● Your objective
Lines containing the word "address" are to be located and copied.

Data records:

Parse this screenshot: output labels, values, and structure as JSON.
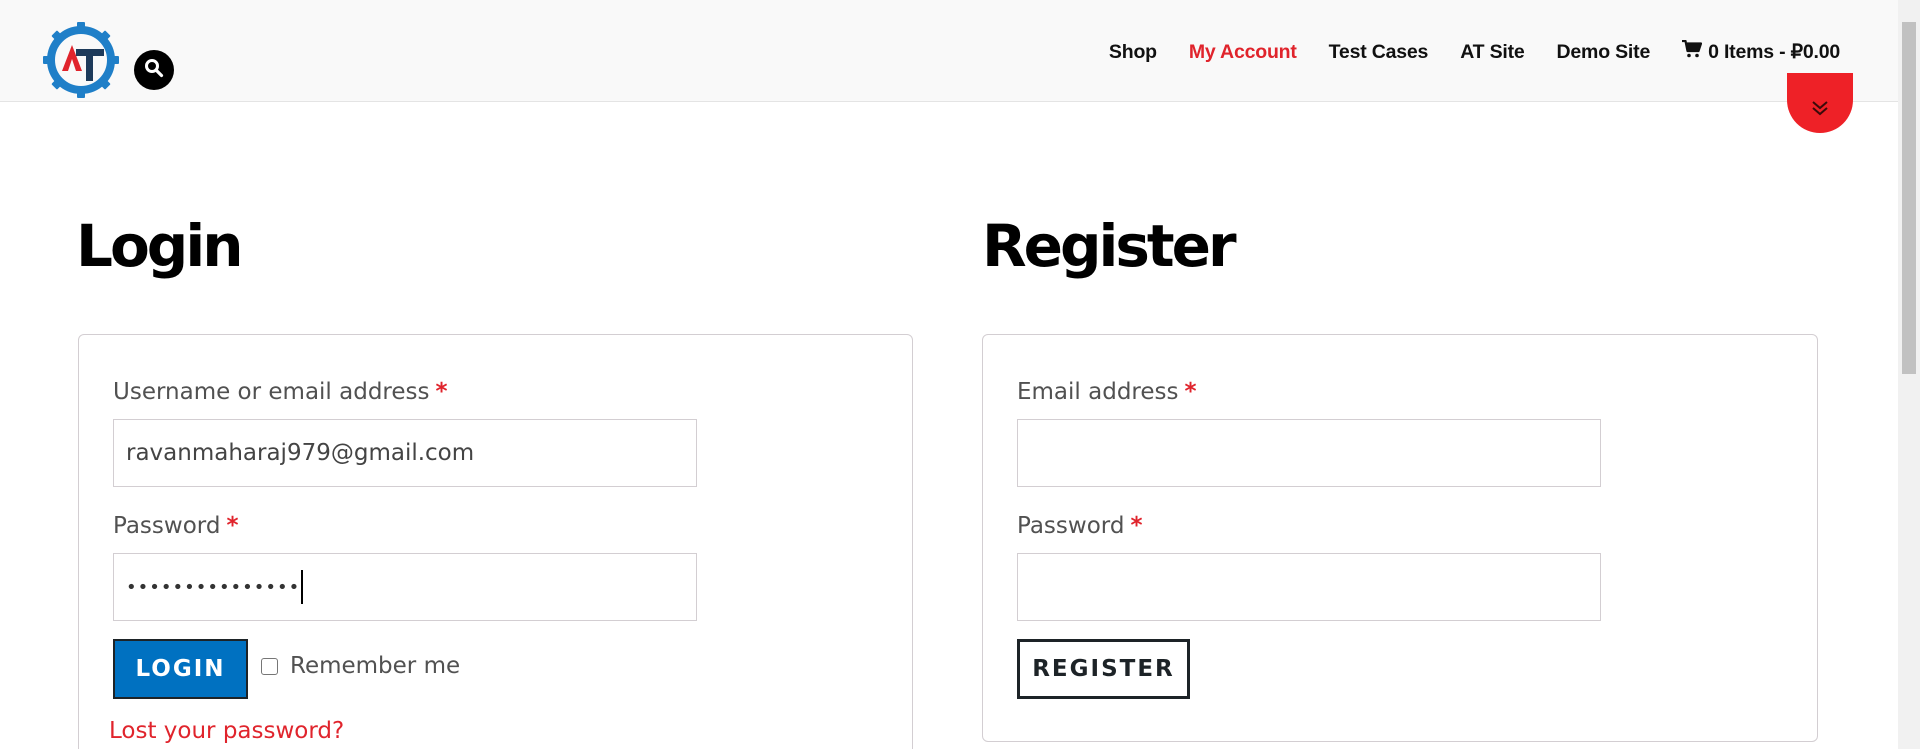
{
  "header": {
    "logo_text": "AT",
    "nav": [
      {
        "label": "Shop"
      },
      {
        "label": "My Account",
        "active": true
      },
      {
        "label": "Test Cases"
      },
      {
        "label": "AT Site"
      },
      {
        "label": "Demo Site"
      }
    ],
    "cart": {
      "label": "0 Items - ₽0.00",
      "icon": "cart-icon"
    }
  },
  "login": {
    "title": "Login",
    "username_label": "Username or email address",
    "username_value": "ravanmaharaj979@gmail.com",
    "password_label": "Password",
    "password_value": "•••••••••••••••",
    "required_mark": "*",
    "login_button": "LOGIN",
    "remember_label": "Remember me",
    "lost_password": "Lost your password?"
  },
  "register": {
    "title": "Register",
    "email_label": "Email address",
    "email_value": "",
    "password_label": "Password",
    "password_value": "",
    "required_mark": "*",
    "register_button": "REGISTER"
  },
  "colors": {
    "accent_red": "#e0242c",
    "login_blue": "#0071c1"
  }
}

● Solution
    "username_label": "Username or email address",
    "email_label": "Email address",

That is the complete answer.